◆ STATED TASK ◆
Copy each entry as it stands, leaving nothing out.
───── PROVIDED INFORMATION ─────
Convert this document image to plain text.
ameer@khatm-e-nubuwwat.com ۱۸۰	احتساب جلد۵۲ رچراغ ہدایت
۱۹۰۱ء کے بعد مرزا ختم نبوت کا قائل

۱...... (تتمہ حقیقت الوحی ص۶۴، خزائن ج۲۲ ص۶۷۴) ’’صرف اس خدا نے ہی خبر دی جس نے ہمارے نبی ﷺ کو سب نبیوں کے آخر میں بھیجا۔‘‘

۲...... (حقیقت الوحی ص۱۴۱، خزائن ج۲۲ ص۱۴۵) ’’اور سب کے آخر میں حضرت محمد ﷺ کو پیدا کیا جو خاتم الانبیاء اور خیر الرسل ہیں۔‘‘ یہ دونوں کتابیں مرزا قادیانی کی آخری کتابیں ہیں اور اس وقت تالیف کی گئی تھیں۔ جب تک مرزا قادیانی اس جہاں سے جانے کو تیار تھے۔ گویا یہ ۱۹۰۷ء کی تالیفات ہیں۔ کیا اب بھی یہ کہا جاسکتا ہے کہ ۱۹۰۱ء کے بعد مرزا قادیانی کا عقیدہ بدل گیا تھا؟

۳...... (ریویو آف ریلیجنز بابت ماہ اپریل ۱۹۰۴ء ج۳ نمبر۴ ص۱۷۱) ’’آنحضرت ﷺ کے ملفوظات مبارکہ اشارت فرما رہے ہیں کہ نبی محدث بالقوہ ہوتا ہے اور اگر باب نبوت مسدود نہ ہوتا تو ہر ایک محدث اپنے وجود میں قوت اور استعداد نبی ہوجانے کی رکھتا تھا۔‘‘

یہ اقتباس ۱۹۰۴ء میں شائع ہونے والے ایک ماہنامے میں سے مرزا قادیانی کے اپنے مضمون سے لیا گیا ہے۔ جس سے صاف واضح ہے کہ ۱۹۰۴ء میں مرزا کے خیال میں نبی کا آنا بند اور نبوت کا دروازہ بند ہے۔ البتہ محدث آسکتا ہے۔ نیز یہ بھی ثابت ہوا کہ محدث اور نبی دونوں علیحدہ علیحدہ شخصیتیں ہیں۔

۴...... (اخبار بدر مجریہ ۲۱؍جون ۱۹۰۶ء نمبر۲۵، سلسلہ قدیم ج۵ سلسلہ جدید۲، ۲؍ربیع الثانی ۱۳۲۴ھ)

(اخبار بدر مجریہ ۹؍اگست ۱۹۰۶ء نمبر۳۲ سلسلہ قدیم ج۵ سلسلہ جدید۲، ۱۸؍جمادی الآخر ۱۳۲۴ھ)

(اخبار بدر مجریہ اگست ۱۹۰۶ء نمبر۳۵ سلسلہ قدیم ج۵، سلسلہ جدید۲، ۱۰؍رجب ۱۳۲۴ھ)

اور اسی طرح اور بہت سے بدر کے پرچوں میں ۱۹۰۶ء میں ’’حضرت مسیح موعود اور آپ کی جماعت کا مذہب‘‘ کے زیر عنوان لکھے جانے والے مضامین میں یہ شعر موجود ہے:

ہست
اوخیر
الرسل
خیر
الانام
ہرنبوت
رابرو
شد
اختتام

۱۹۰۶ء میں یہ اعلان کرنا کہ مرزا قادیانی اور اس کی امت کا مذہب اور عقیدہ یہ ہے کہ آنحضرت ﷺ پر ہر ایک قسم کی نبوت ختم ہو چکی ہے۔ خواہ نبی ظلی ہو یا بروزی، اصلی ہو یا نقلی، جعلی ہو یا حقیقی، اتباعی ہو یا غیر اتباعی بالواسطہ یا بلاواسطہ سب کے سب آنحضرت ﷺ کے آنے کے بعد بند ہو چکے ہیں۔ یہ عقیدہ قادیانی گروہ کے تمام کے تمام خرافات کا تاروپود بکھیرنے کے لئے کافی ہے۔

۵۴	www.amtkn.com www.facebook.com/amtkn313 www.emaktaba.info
─────
◆ EXERCISE SOLUTION ◆
Convert this document image to plain text.
ameer@khatm-e-nubuwwat.com ۱۸۰	احتساب جلد۵۲ رچراغ ہدایت
۱۹۰۱ء کے بعد مرزا ختم نبوت کا قائل

۱...... (تتمہ حقیقت الوحی ص۶۴، خزائن ج۲۲ ص۶۷۴) ’’صرف اس خدا نے ہی خبر دی جس نے ہمارے نبی ﷺ کو سب نبیوں کے آخر میں بھیجا۔‘‘

۲...... (حقیقت الوحی ص۱۴۱، خزائن ج۲۲ ص۱۴۵) ’’اور سب کے آخر میں حضرت محمد ﷺ کو پیدا کیا جو خاتم الانبیاء اور خیر الرسل ہیں۔‘‘ یہ دونوں کتابیں مرزا قادیانی کی آخری کتابیں ہیں اور اس وقت تالیف کی گئی تھیں۔ جب تک مرزا قادیانی اس جہاں سے جانے کو تیار تھے۔ گویا یہ ۱۹۰۷ء کی تالیفات ہیں۔ کیا اب بھی یہ کہا جاسکتا ہے کہ ۱۹۰۱ء کے بعد مرزا قادیانی کا عقیدہ بدل گیا تھا؟

۳...... (ریویو آف ریلیجنز بابت ماہ اپریل ۱۹۰۴ء ج۳ نمبر۴ ص۱۷۱) ’’آنحضرت ﷺ کے ملفوظات مبارکہ اشارت فرما رہے ہیں کہ نبی محدث بالقوہ ہوتا ہے اور اگر باب نبوت مسدود نہ ہوتا تو ہر ایک محدث اپنے وجود میں قوت اور استعداد نبی ہوجانے کی رکھتا تھا۔‘‘

یہ اقتباس ۱۹۰۴ء میں شائع ہونے والے ایک ماہنامے میں سے مرزا قادیانی کے اپنے مضمون سے لیا گیا ہے۔ جس سے صاف واضح ہے کہ ۱۹۰۴ء میں مرزا کے خیال میں نبی کا آنا بند اور نبوت کا دروازہ بند ہے۔ البتہ محدث آسکتا ہے۔ نیز یہ بھی ثابت ہوا کہ محدث اور نبی دونوں علیحدہ علیحدہ شخصیتیں ہیں۔

۴...... (اخبار بدر مجریہ ۲۱؍جون ۱۹۰۶ء نمبر۲۵، سلسلہ قدیم ج۵ سلسلہ جدید۲، ۲؍ربیع الثانی ۱۳۲۴ھ)

(اخبار بدر مجریہ ۹؍اگست ۱۹۰۶ء نمبر۳۲ سلسلہ قدیم ج۵ سلسلہ جدید۲، ۱۸؍جمادی الآخر ۱۳۲۴ھ)

(اخبار بدر مجریہ اگست ۱۹۰۶ء نمبر۳۵ سلسلہ قدیم ج۵، سلسلہ جدید۲، ۱۰؍رجب ۱۳۲۴ھ)

اور اسی طرح اور بہت سے بدر کے پرچوں میں ۱۹۰۶ء میں ’’حضرت مسیح موعود اور آپ کی جماعت کا مذہب‘‘ کے زیر عنوان لکھے جانے والے مضامین میں یہ شعر موجود ہے:

ہست
اوخیر
الرسل
خیر
الانام
ہرنبوت
رابرو
شد
اختتام

۱۹۰۶ء میں یہ اعلان کرنا کہ مرزا قادیانی اور اس کی امت کا مذہب اور عقیدہ یہ ہے کہ آنحضرت ﷺ پر ہر ایک قسم کی نبوت ختم ہو چکی ہے۔ خواہ نبی ظلی ہو یا بروزی، اصلی ہو یا نقلی، جعلی ہو یا حقیقی، اتباعی ہو یا غیر اتباعی بالواسطہ یا بلاواسطہ سب کے سب آنحضرت ﷺ کے آنے کے بعد بند ہو چکے ہیں۔ یہ عقیدہ قادیانی گروہ کے تمام کے تمام خرافات کا تاروپود بکھیرنے کے لئے کافی ہے۔

۵۴	www.amtkn.com www.facebook.com/amtkn313 www.emaktaba.info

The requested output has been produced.